▶ _Exercise objective_
In the records, swap "row-number" for "row-index" in the lines between the one holding "attendance-cell[interactable]: ☗ <box>768 514" and the one holding "employee-id-cell[interactable]: 2020-2167 <box>537", inclusive. Reproduce only those lines, leaving everything else in them unchanged.
----- Input rows
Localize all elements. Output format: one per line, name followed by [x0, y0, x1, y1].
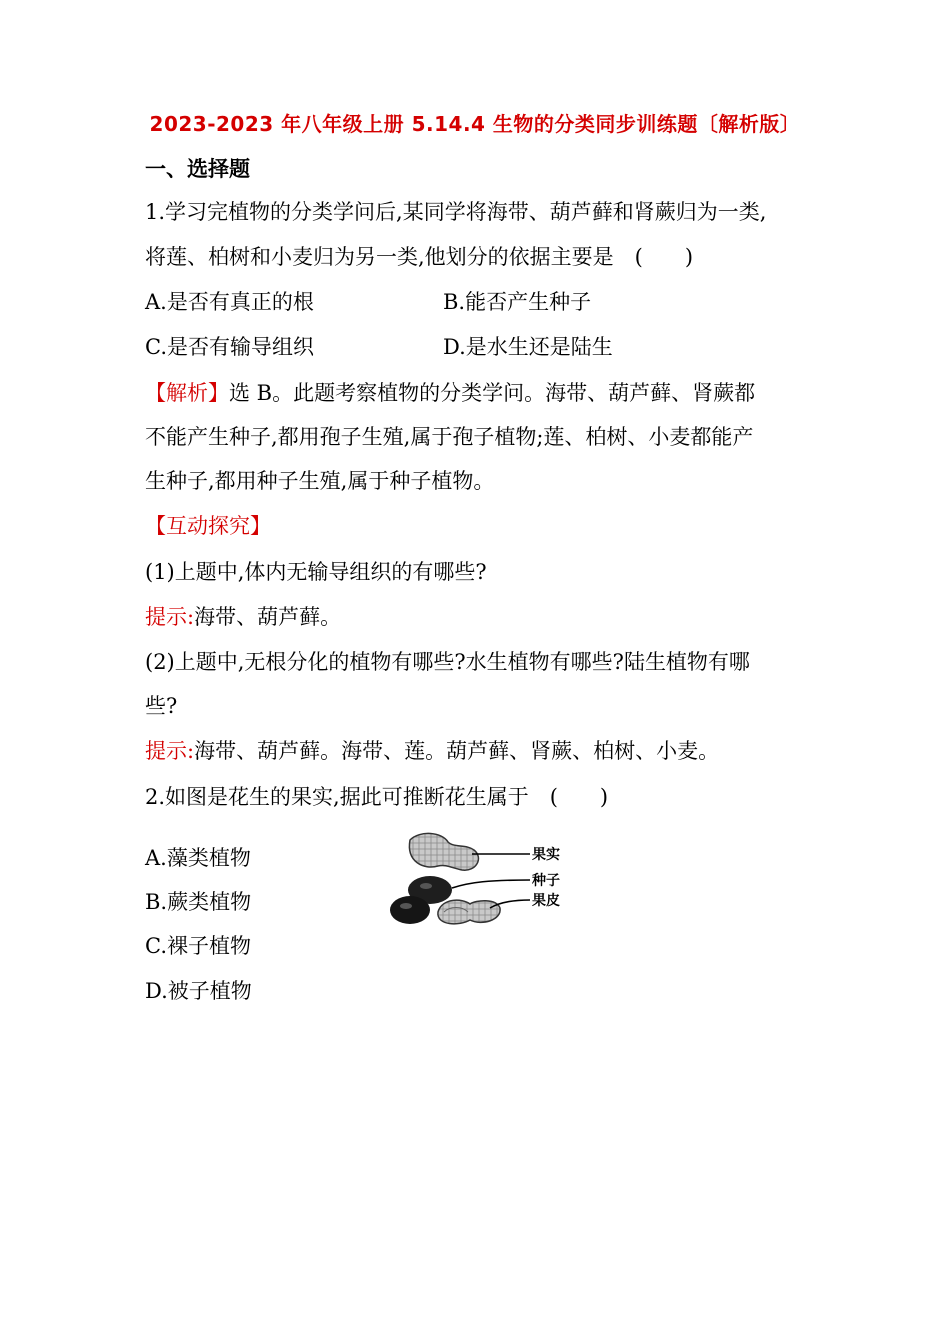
sub1-answer: 海带、葫芦藓。: [194, 605, 342, 629]
analysis-label: 【解析】: [145, 381, 229, 405]
q2-option-d: D.被子植物: [145, 979, 252, 1003]
document-title: 2023-2023 年八年级上册 5.14.4 生物的分类同步训练题〔解析版〕: [149, 112, 801, 136]
sub2-answer-line: [145, 735, 719, 765]
q1-analysis-line3: 生种子,都用种子生殖,属于种子植物。: [145, 469, 495, 493]
q2-option-b: B.蕨类植物: [145, 890, 252, 914]
explore-label: 【互动探究】: [145, 514, 271, 538]
q1-option-d: D.是水生还是陆生: [443, 335, 613, 359]
seed-leader-line: [452, 880, 530, 888]
peanut-figure: [380, 828, 580, 932]
q1-stem-line2: 将莲、柏树和小麦归为另一类,他划分的依据主要是 ( ): [145, 245, 694, 269]
hint-label-1: 提示:: [145, 605, 195, 629]
q2-option-c: C.裸子植物: [145, 934, 251, 958]
q1-option-c: C.是否有输导组织: [145, 335, 314, 359]
label-seed: 种子: [532, 873, 560, 889]
analysis-text-1: 选 B。此题考察植物的分类学问。海带、葫芦藓、肾蕨都: [229, 381, 756, 405]
sub1-question: (1)上题中,体内无输导组织的有哪些?: [145, 560, 487, 584]
peanut-fruit-shape: [409, 833, 478, 870]
sub2-question-line2: 些?: [145, 694, 178, 718]
q1-analysis-line1: [145, 377, 755, 407]
label-pericarp: 果皮: [532, 893, 560, 909]
section-heading: 一、选择题: [145, 157, 250, 181]
q1-option-b: B.能否产生种子: [443, 290, 592, 314]
sub2-question-line1: (2)上题中,无根分化的植物有哪些?水生植物有哪些?陆生植物有哪: [145, 650, 750, 674]
q2-stem: 2.如图是花生的果实,据此可推断花生属于 ( ): [145, 785, 609, 809]
sub2-answer: 海带、葫芦藓。海带、莲。葫芦藓、肾蕨、柏树、小麦。: [194, 739, 720, 763]
sub1-answer-line: [145, 601, 341, 631]
q1-option-a: A.是否有真正的根: [145, 290, 314, 314]
peanut-pericarp-shape: [438, 900, 500, 924]
q1-analysis-line2: 不能产生种子,都用孢子生殖,属于孢子植物;莲、柏树、小麦都能产: [145, 425, 754, 449]
q2-option-a: A.藻类植物: [145, 846, 251, 870]
hint-label-2: 提示:: [145, 739, 195, 763]
q1-stem-line1: 1.学习完植物的分类学问后,某同学将海带、葫芦藓和肾蕨归为一类,: [145, 200, 767, 224]
label-fruit: 果实: [532, 847, 560, 863]
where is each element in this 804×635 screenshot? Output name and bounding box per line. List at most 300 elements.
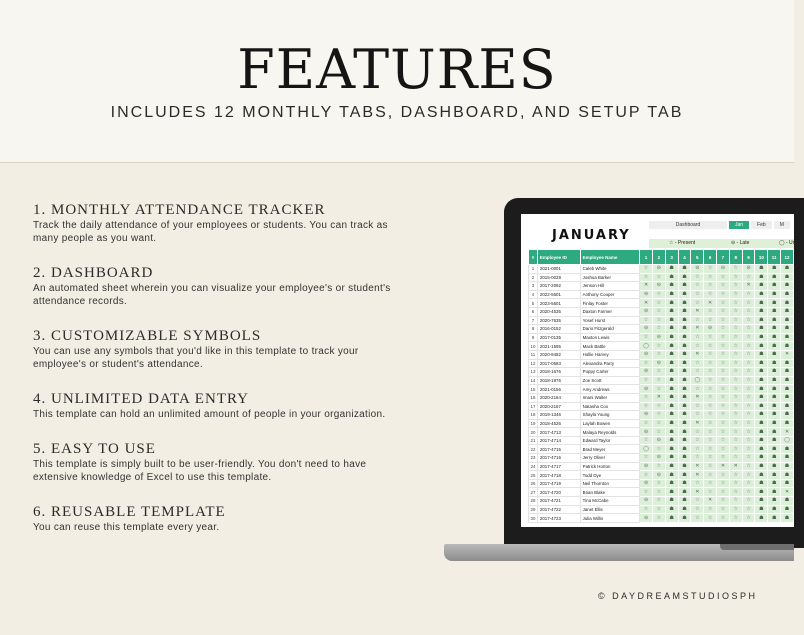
attendance-cell[interactable]: ☗ <box>768 514 781 523</box>
attendance-cell[interactable]: ✕ <box>691 471 704 480</box>
attendance-cell[interactable]: ☆ <box>691 359 704 368</box>
attendance-cell[interactable]: ☗ <box>665 350 678 359</box>
attendance-cell[interactable]: ☆ <box>729 445 742 454</box>
row-number[interactable]: 2 <box>529 273 538 282</box>
attendance-cell[interactable]: ☆ <box>729 385 742 394</box>
employee-id-cell[interactable]: 2017-0583 <box>537 359 580 368</box>
attendance-cell[interactable]: ☗ <box>678 419 691 428</box>
attendance-cell[interactable]: ☆ <box>704 479 717 488</box>
attendance-cell[interactable]: ☗ <box>665 445 678 454</box>
attendance-cell[interactable]: ☗ <box>781 393 794 402</box>
row-number[interactable]: 27 <box>529 488 538 497</box>
attendance-cell[interactable]: ☗ <box>665 436 678 445</box>
attendance-cell[interactable]: ☗ <box>755 359 768 368</box>
attendance-cell[interactable]: ☆ <box>652 514 665 523</box>
tab-feb[interactable]: Feb <box>751 221 772 229</box>
row-number[interactable]: 23 <box>529 454 538 463</box>
attendance-cell[interactable]: ⊝ <box>652 436 665 445</box>
attendance-cell[interactable]: ☗ <box>678 445 691 454</box>
row-number[interactable]: 29 <box>529 505 538 514</box>
attendance-cell[interactable]: ✕ <box>652 393 665 402</box>
employee-id-cell[interactable]: 2017-4717 <box>537 462 580 471</box>
attendance-cell[interactable]: ☆ <box>691 514 704 523</box>
attendance-cell[interactable]: ☗ <box>768 393 781 402</box>
attendance-cell[interactable]: ☆ <box>691 479 704 488</box>
attendance-cell[interactable]: ☆ <box>691 505 704 514</box>
attendance-cell[interactable]: ☗ <box>665 342 678 351</box>
attendance-cell[interactable]: ☆ <box>717 316 730 325</box>
attendance-cell[interactable]: ☗ <box>755 385 768 394</box>
attendance-cell[interactable]: ☗ <box>768 333 781 342</box>
employee-name-cell[interactable]: Laylah Bowen <box>580 419 639 428</box>
employee-id-cell[interactable]: 2020-2167 <box>537 402 580 411</box>
attendance-cell[interactable]: ✕ <box>781 350 794 359</box>
attendance-cell[interactable]: ☗ <box>781 411 794 420</box>
attendance-cell[interactable]: ☗ <box>665 368 678 377</box>
attendance-cell[interactable]: ✕ <box>640 299 653 308</box>
attendance-cell[interactable]: ☗ <box>665 471 678 480</box>
attendance-cell[interactable]: ☗ <box>665 402 678 411</box>
employee-id-cell[interactable]: 2016-0152 <box>537 325 580 334</box>
attendance-cell[interactable]: ✕ <box>640 282 653 291</box>
attendance-cell[interactable]: ☗ <box>678 428 691 437</box>
attendance-cell[interactable]: ⊝ <box>640 428 653 437</box>
attendance-cell[interactable]: ☗ <box>781 385 794 394</box>
attendance-cell[interactable]: ☆ <box>717 514 730 523</box>
employee-name-cell[interactable]: Dario Fitzgerald <box>580 325 639 334</box>
attendance-cell[interactable]: ☆ <box>640 359 653 368</box>
row-number[interactable]: 24 <box>529 462 538 471</box>
attendance-cell[interactable]: ☆ <box>717 393 730 402</box>
attendance-cell[interactable]: ☗ <box>781 402 794 411</box>
attendance-cell[interactable]: ☆ <box>742 514 755 523</box>
attendance-cell[interactable]: ☆ <box>717 282 730 291</box>
attendance-cell[interactable]: ☗ <box>755 436 768 445</box>
attendance-cell[interactable]: ⊝ <box>704 325 717 334</box>
attendance-cell[interactable]: ☗ <box>781 376 794 385</box>
attendance-cell[interactable]: ☗ <box>678 307 691 316</box>
attendance-cell[interactable]: ☆ <box>691 436 704 445</box>
attendance-cell[interactable]: ⊝ <box>640 497 653 506</box>
attendance-cell[interactable]: ☗ <box>665 488 678 497</box>
employee-name-cell[interactable]: Jenson Hill <box>580 282 639 291</box>
employee-id-cell[interactable]: 2015-0028 <box>537 273 580 282</box>
employee-name-cell[interactable]: Brad Meyer <box>580 445 639 454</box>
attendance-cell[interactable]: ☆ <box>704 307 717 316</box>
attendance-cell[interactable]: ☆ <box>729 368 742 377</box>
attendance-cell[interactable]: ☆ <box>704 290 717 299</box>
employee-id-cell[interactable]: 2022-5501 <box>537 290 580 299</box>
attendance-cell[interactable]: ☆ <box>717 436 730 445</box>
attendance-cell[interactable]: ☆ <box>704 411 717 420</box>
row-number[interactable]: 5 <box>529 299 538 308</box>
employee-name-cell[interactable]: Alexandra Parry <box>580 359 639 368</box>
attendance-cell[interactable]: ☗ <box>678 505 691 514</box>
attendance-cell[interactable]: ⊝ <box>652 454 665 463</box>
attendance-cell[interactable]: ☆ <box>640 419 653 428</box>
attendance-cell[interactable]: ☆ <box>717 350 730 359</box>
attendance-cell[interactable]: ☗ <box>678 393 691 402</box>
attendance-cell[interactable]: ✕ <box>691 350 704 359</box>
attendance-cell[interactable]: ☆ <box>742 411 755 420</box>
attendance-cell[interactable]: ☗ <box>665 265 678 274</box>
employee-name-cell[interactable]: Anthony Cooper <box>580 290 639 299</box>
attendance-cell[interactable]: ☆ <box>704 273 717 282</box>
attendance-cell[interactable]: ☗ <box>781 359 794 368</box>
attendance-cell[interactable]: ☆ <box>640 316 653 325</box>
attendance-cell[interactable]: ☆ <box>691 428 704 437</box>
attendance-cell[interactable]: ☗ <box>781 514 794 523</box>
attendance-cell[interactable]: ☆ <box>717 488 730 497</box>
attendance-cell[interactable]: ⊝ <box>742 265 755 274</box>
employee-id-cell[interactable]: 2017-2092 <box>537 282 580 291</box>
employee-name-cell[interactable]: Natasha Cox <box>580 402 639 411</box>
attendance-cell[interactable]: ☆ <box>652 419 665 428</box>
attendance-cell[interactable]: ⊝ <box>640 385 653 394</box>
employee-name-cell[interactable]: Tina McCabe <box>580 497 639 506</box>
attendance-cell[interactable]: ☆ <box>652 350 665 359</box>
attendance-cell[interactable]: ☆ <box>691 282 704 291</box>
attendance-cell[interactable]: ☗ <box>768 359 781 368</box>
attendance-cell[interactable]: ☆ <box>742 419 755 428</box>
attendance-cell[interactable]: ☗ <box>665 514 678 523</box>
attendance-cell[interactable]: ☗ <box>755 428 768 437</box>
attendance-cell[interactable]: ☗ <box>755 376 768 385</box>
attendance-cell[interactable]: ☆ <box>729 290 742 299</box>
attendance-cell[interactable]: ☆ <box>652 488 665 497</box>
row-number[interactable]: 12 <box>529 359 538 368</box>
attendance-cell[interactable]: ✕ <box>691 419 704 428</box>
attendance-cell[interactable]: ☆ <box>704 514 717 523</box>
attendance-cell[interactable]: ☆ <box>704 265 717 274</box>
attendance-cell[interactable]: ☆ <box>652 505 665 514</box>
attendance-cell[interactable]: ☆ <box>652 290 665 299</box>
row-number[interactable]: 14 <box>529 376 538 385</box>
row-number[interactable]: 25 <box>529 471 538 480</box>
attendance-cell[interactable]: ☗ <box>781 333 794 342</box>
attendance-cell[interactable]: ☆ <box>742 376 755 385</box>
row-number[interactable]: 20 <box>529 428 538 437</box>
attendance-cell[interactable]: ☆ <box>704 385 717 394</box>
attendance-cell[interactable]: ☆ <box>704 376 717 385</box>
attendance-cell[interactable]: ✕ <box>691 488 704 497</box>
attendance-cell[interactable]: ☗ <box>781 505 794 514</box>
attendance-cell[interactable]: ✕ <box>742 282 755 291</box>
attendance-cell[interactable]: ☗ <box>665 325 678 334</box>
attendance-cell[interactable]: ☆ <box>652 342 665 351</box>
attendance-cell[interactable]: ☆ <box>640 402 653 411</box>
attendance-cell[interactable]: ☗ <box>678 402 691 411</box>
attendance-cell[interactable]: ☗ <box>665 376 678 385</box>
employee-name-cell[interactable]: Julia Willis <box>580 514 639 523</box>
row-number[interactable]: 7 <box>529 316 538 325</box>
attendance-cell[interactable]: ☗ <box>781 454 794 463</box>
attendance-cell[interactable]: ☆ <box>691 497 704 506</box>
attendance-cell[interactable]: ✕ <box>704 497 717 506</box>
attendance-cell[interactable]: ⊝ <box>717 265 730 274</box>
attendance-cell[interactable]: ☗ <box>768 497 781 506</box>
attendance-cell[interactable]: ☗ <box>678 290 691 299</box>
employee-id-cell[interactable]: 2018-1676 <box>537 368 580 377</box>
attendance-cell[interactable]: ☗ <box>665 411 678 420</box>
employee-id-cell[interactable]: 2023-5601 <box>537 299 580 308</box>
attendance-cell[interactable]: ◯ <box>691 376 704 385</box>
attendance-cell[interactable]: ☆ <box>729 479 742 488</box>
attendance-cell[interactable]: ⊝ <box>652 359 665 368</box>
attendance-cell[interactable]: ☆ <box>704 445 717 454</box>
attendance-cell[interactable]: ☗ <box>678 342 691 351</box>
tab-jan[interactable]: Jan <box>729 221 749 229</box>
tab-mar[interactable]: M <box>774 221 790 229</box>
attendance-cell[interactable]: ☆ <box>717 411 730 420</box>
attendance-cell[interactable]: ☆ <box>729 342 742 351</box>
attendance-cell[interactable]: ☆ <box>652 316 665 325</box>
attendance-cell[interactable]: ☗ <box>755 471 768 480</box>
attendance-cell[interactable]: ☗ <box>768 265 781 274</box>
attendance-cell[interactable]: ☗ <box>768 376 781 385</box>
attendance-cell[interactable]: ☗ <box>755 419 768 428</box>
employee-id-cell[interactable]: 2017-4722 <box>537 505 580 514</box>
attendance-cell[interactable]: ☆ <box>652 497 665 506</box>
tab-dashboard[interactable]: Dashboard <box>649 221 727 229</box>
attendance-cell[interactable]: ☆ <box>704 462 717 471</box>
attendance-cell[interactable]: ☗ <box>781 368 794 377</box>
attendance-cell[interactable]: ⊝ <box>652 282 665 291</box>
attendance-cell[interactable]: ☆ <box>729 307 742 316</box>
attendance-cell[interactable]: ☆ <box>729 359 742 368</box>
attendance-cell[interactable]: ◯ <box>781 436 794 445</box>
attendance-cell[interactable]: ☆ <box>742 368 755 377</box>
employee-name-cell[interactable]: Neil Thornton <box>580 479 639 488</box>
employee-name-cell[interactable]: Maxton Lewis <box>580 333 639 342</box>
attendance-cell[interactable]: ☗ <box>678 325 691 334</box>
attendance-cell[interactable]: ☆ <box>742 359 755 368</box>
attendance-cell[interactable]: ☗ <box>768 505 781 514</box>
attendance-cell[interactable]: ☆ <box>729 471 742 480</box>
attendance-cell[interactable]: ☆ <box>652 428 665 437</box>
employee-name-cell[interactable]: Shayla Young <box>580 411 639 420</box>
attendance-cell[interactable]: ☗ <box>678 411 691 420</box>
attendance-cell[interactable]: ☗ <box>781 265 794 274</box>
attendance-cell[interactable]: ☗ <box>781 497 794 506</box>
attendance-cell[interactable]: ☗ <box>768 471 781 480</box>
row-number[interactable]: 19 <box>529 419 538 428</box>
attendance-cell[interactable]: ☆ <box>742 497 755 506</box>
attendance-cell[interactable]: ☆ <box>717 368 730 377</box>
attendance-cell[interactable]: ☗ <box>768 479 781 488</box>
attendance-cell[interactable]: ☆ <box>729 454 742 463</box>
attendance-cell[interactable]: ☗ <box>768 325 781 334</box>
attendance-cell[interactable]: ☆ <box>640 505 653 514</box>
attendance-cell[interactable]: ⊝ <box>640 462 653 471</box>
attendance-cell[interactable]: ☆ <box>652 402 665 411</box>
attendance-cell[interactable]: ☆ <box>742 307 755 316</box>
attendance-cell[interactable]: ☗ <box>665 333 678 342</box>
attendance-cell[interactable]: ☗ <box>755 454 768 463</box>
attendance-cell[interactable]: ☗ <box>665 385 678 394</box>
employee-name-cell[interactable]: Mack Battle <box>580 342 639 351</box>
attendance-cell[interactable]: ☆ <box>717 454 730 463</box>
attendance-cell[interactable]: ☗ <box>678 514 691 523</box>
attendance-cell[interactable]: ✕ <box>781 488 794 497</box>
attendance-cell[interactable]: ⊝ <box>652 265 665 274</box>
attendance-cell[interactable]: ☗ <box>755 393 768 402</box>
attendance-cell[interactable]: ☗ <box>768 445 781 454</box>
attendance-cell[interactable]: ☆ <box>717 471 730 480</box>
attendance-cell[interactable]: ☆ <box>742 350 755 359</box>
attendance-cell[interactable]: ☆ <box>652 368 665 377</box>
attendance-cell[interactable]: ☗ <box>678 497 691 506</box>
attendance-cell[interactable]: ☆ <box>717 299 730 308</box>
attendance-cell[interactable]: ☆ <box>729 402 742 411</box>
attendance-cell[interactable]: ☆ <box>704 436 717 445</box>
attendance-cell[interactable]: ☆ <box>704 368 717 377</box>
attendance-cell[interactable]: ☆ <box>691 385 704 394</box>
row-number[interactable]: 28 <box>529 497 538 506</box>
attendance-cell[interactable]: ☗ <box>768 402 781 411</box>
attendance-cell[interactable]: ☆ <box>691 333 704 342</box>
attendance-cell[interactable]: ✕ <box>729 462 742 471</box>
row-number[interactable]: 18 <box>529 411 538 420</box>
row-number[interactable]: 21 <box>529 436 538 445</box>
attendance-cell[interactable]: ☆ <box>717 497 730 506</box>
attendance-cell[interactable]: ☗ <box>768 299 781 308</box>
attendance-cell[interactable]: ☆ <box>652 299 665 308</box>
attendance-cell[interactable]: ☆ <box>729 265 742 274</box>
attendance-cell[interactable]: ☆ <box>742 325 755 334</box>
attendance-cell[interactable]: ☆ <box>704 488 717 497</box>
attendance-cell[interactable]: ☆ <box>742 299 755 308</box>
employee-name-cell[interactable]: Joshua Barker <box>580 273 639 282</box>
attendance-cell[interactable]: ☗ <box>768 436 781 445</box>
attendance-cell[interactable]: ☗ <box>755 445 768 454</box>
attendance-cell[interactable]: ☆ <box>742 505 755 514</box>
attendance-cell[interactable]: ☆ <box>729 350 742 359</box>
attendance-cell[interactable]: ☆ <box>742 290 755 299</box>
attendance-cell[interactable]: ☗ <box>755 265 768 274</box>
employee-id-cell[interactable]: 2017-0135 <box>537 333 580 342</box>
attendance-cell[interactable]: ☆ <box>717 385 730 394</box>
attendance-cell[interactable]: ☆ <box>742 273 755 282</box>
attendance-cell[interactable]: ☗ <box>768 411 781 420</box>
attendance-cell[interactable]: ☆ <box>742 402 755 411</box>
row-number[interactable]: 3 <box>529 282 538 291</box>
attendance-cell[interactable]: ☆ <box>717 428 730 437</box>
attendance-cell[interactable]: ☆ <box>704 350 717 359</box>
attendance-cell[interactable]: ☗ <box>781 445 794 454</box>
attendance-cell[interactable]: ☆ <box>742 471 755 480</box>
attendance-cell[interactable]: ⊝ <box>640 290 653 299</box>
attendance-cell[interactable]: ☗ <box>768 350 781 359</box>
attendance-cell[interactable]: ☗ <box>678 385 691 394</box>
attendance-cell[interactable]: ✕ <box>704 299 717 308</box>
attendance-cell[interactable]: ☗ <box>755 333 768 342</box>
attendance-cell[interactable]: ⊝ <box>640 325 653 334</box>
employee-id-cell[interactable]: 2018-4526 <box>537 419 580 428</box>
attendance-cell[interactable]: ☗ <box>768 342 781 351</box>
attendance-cell[interactable]: ☆ <box>691 273 704 282</box>
attendance-cell[interactable]: ☗ <box>678 265 691 274</box>
employee-name-cell[interactable]: Amy Andrews <box>580 385 639 394</box>
attendance-cell[interactable]: ☆ <box>742 428 755 437</box>
attendance-cell[interactable]: ☗ <box>665 299 678 308</box>
attendance-cell[interactable]: ☗ <box>781 307 794 316</box>
attendance-cell[interactable]: ☗ <box>755 273 768 282</box>
employee-name-cell[interactable]: Janet Ellis <box>580 505 639 514</box>
row-number[interactable]: 8 <box>529 325 538 334</box>
attendance-cell[interactable]: ☆ <box>742 393 755 402</box>
row-number[interactable]: 15 <box>529 385 538 394</box>
attendance-cell[interactable]: ☗ <box>678 376 691 385</box>
attendance-cell[interactable]: ☆ <box>652 307 665 316</box>
attendance-cell[interactable]: ☗ <box>768 290 781 299</box>
employee-id-cell[interactable]: 2018-1976 <box>537 376 580 385</box>
employee-id-cell[interactable]: 2020-4535 <box>537 307 580 316</box>
employee-id-cell[interactable]: 2017-4721 <box>537 497 580 506</box>
attendance-cell[interactable]: ☗ <box>678 282 691 291</box>
attendance-cell[interactable]: ⊝ <box>640 479 653 488</box>
attendance-cell[interactable]: ☗ <box>781 290 794 299</box>
attendance-cell[interactable]: ☗ <box>665 393 678 402</box>
attendance-cell[interactable]: ☗ <box>665 307 678 316</box>
attendance-cell[interactable]: ☗ <box>755 350 768 359</box>
attendance-cell[interactable]: ☆ <box>704 393 717 402</box>
attendance-cell[interactable]: ☆ <box>717 376 730 385</box>
attendance-cell[interactable]: ☗ <box>781 471 794 480</box>
attendance-cell[interactable]: ☗ <box>665 479 678 488</box>
attendance-cell[interactable]: ☗ <box>768 419 781 428</box>
attendance-cell[interactable]: ☆ <box>691 368 704 377</box>
attendance-cell[interactable]: ☆ <box>704 454 717 463</box>
attendance-cell[interactable]: ☆ <box>691 445 704 454</box>
attendance-cell[interactable]: ☆ <box>729 428 742 437</box>
attendance-cell[interactable]: ☆ <box>717 273 730 282</box>
employee-id-cell[interactable]: 2017-4713 <box>537 428 580 437</box>
employee-name-cell[interactable]: Finlay Foster <box>580 299 639 308</box>
attendance-cell[interactable]: ☆ <box>717 479 730 488</box>
attendance-cell[interactable]: ☆ <box>691 316 704 325</box>
employee-id-cell[interactable]: 2021-0156 <box>537 385 580 394</box>
attendance-cell[interactable]: ☗ <box>755 505 768 514</box>
attendance-cell[interactable]: ☆ <box>691 402 704 411</box>
employee-name-cell[interactable]: Todd Dye <box>580 471 639 480</box>
attendance-cell[interactable]: ☆ <box>717 359 730 368</box>
employee-id-cell[interactable]: 2017-4719 <box>537 479 580 488</box>
attendance-cell[interactable]: ☗ <box>678 471 691 480</box>
attendance-cell[interactable]: ☗ <box>755 411 768 420</box>
row-number[interactable]: 9 <box>529 333 538 342</box>
attendance-cell[interactable]: ☗ <box>768 316 781 325</box>
attendance-cell[interactable]: ☆ <box>742 445 755 454</box>
employee-id-cell[interactable]: 2017-4723 <box>537 514 580 523</box>
attendance-cell[interactable]: ⊝ <box>640 307 653 316</box>
attendance-cell[interactable]: ☆ <box>742 342 755 351</box>
attendance-cell[interactable]: ☗ <box>768 488 781 497</box>
attendance-cell[interactable]: ☗ <box>781 316 794 325</box>
attendance-cell[interactable]: ☆ <box>640 454 653 463</box>
attendance-cell[interactable]: ☗ <box>755 488 768 497</box>
attendance-cell[interactable]: ☗ <box>768 385 781 394</box>
employee-name-cell[interactable]: Patrick Horton <box>580 462 639 471</box>
attendance-cell[interactable]: ☗ <box>678 454 691 463</box>
attendance-cell[interactable]: ☗ <box>755 325 768 334</box>
attendance-cell[interactable]: ☗ <box>665 282 678 291</box>
attendance-cell[interactable]: ✕ <box>717 462 730 471</box>
employee-id-cell[interactable]: 2021-0001 <box>537 265 580 274</box>
attendance-cell[interactable]: ☆ <box>717 307 730 316</box>
attendance-cell[interactable]: ☗ <box>768 273 781 282</box>
attendance-cell[interactable]: ✕ <box>691 462 704 471</box>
----------
▶ _Solution for this problem_
attendance-cell[interactable]: ☗ <box>768 514 781 523</box>
attendance-cell[interactable]: ✕ <box>691 471 704 480</box>
attendance-cell[interactable]: ☆ <box>691 359 704 368</box>
attendance-cell[interactable]: ☗ <box>665 350 678 359</box>
attendance-cell[interactable]: ☆ <box>729 445 742 454</box>
row-index[interactable]: 2 <box>529 273 538 282</box>
attendance-cell[interactable]: ☆ <box>729 385 742 394</box>
employee-id-cell[interactable]: 2017-0583 <box>537 359 580 368</box>
attendance-cell[interactable]: ☗ <box>678 419 691 428</box>
attendance-cell[interactable]: ☆ <box>704 479 717 488</box>
attendance-cell[interactable]: ☗ <box>665 445 678 454</box>
attendance-cell[interactable]: ☗ <box>781 393 794 402</box>
row-index[interactable]: 27 <box>529 488 538 497</box>
attendance-cell[interactable]: ☗ <box>665 436 678 445</box>
attendance-cell[interactable]: ☗ <box>755 359 768 368</box>
attendance-cell[interactable]: ☆ <box>652 514 665 523</box>
tab-feb[interactable]: Feb <box>751 221 772 229</box>
row-index[interactable]: 23 <box>529 454 538 463</box>
attendance-cell[interactable]: ⊝ <box>652 436 665 445</box>
attendance-cell[interactable]: ☗ <box>678 445 691 454</box>
row-index[interactable]: 29 <box>529 505 538 514</box>
attendance-cell[interactable]: ✕ <box>652 393 665 402</box>
employee-id-cell[interactable]: 2017-4717 <box>537 462 580 471</box>
attendance-cell[interactable]: ☆ <box>691 514 704 523</box>
attendance-cell[interactable]: ☗ <box>768 393 781 402</box>
attendance-cell[interactable]: ☆ <box>691 479 704 488</box>
attendance-cell[interactable]: ☆ <box>691 505 704 514</box>
attendance-cell[interactable]: ☗ <box>665 342 678 351</box>
attendance-cell[interactable]: ☆ <box>717 316 730 325</box>
attendance-cell[interactable]: ☗ <box>755 385 768 394</box>
attendance-cell[interactable]: ☗ <box>768 333 781 342</box>
employee-name-cell[interactable]: Laylah Bowen <box>580 419 639 428</box>
employee-id-cell[interactable]: 2020-2167 <box>537 402 580 411</box>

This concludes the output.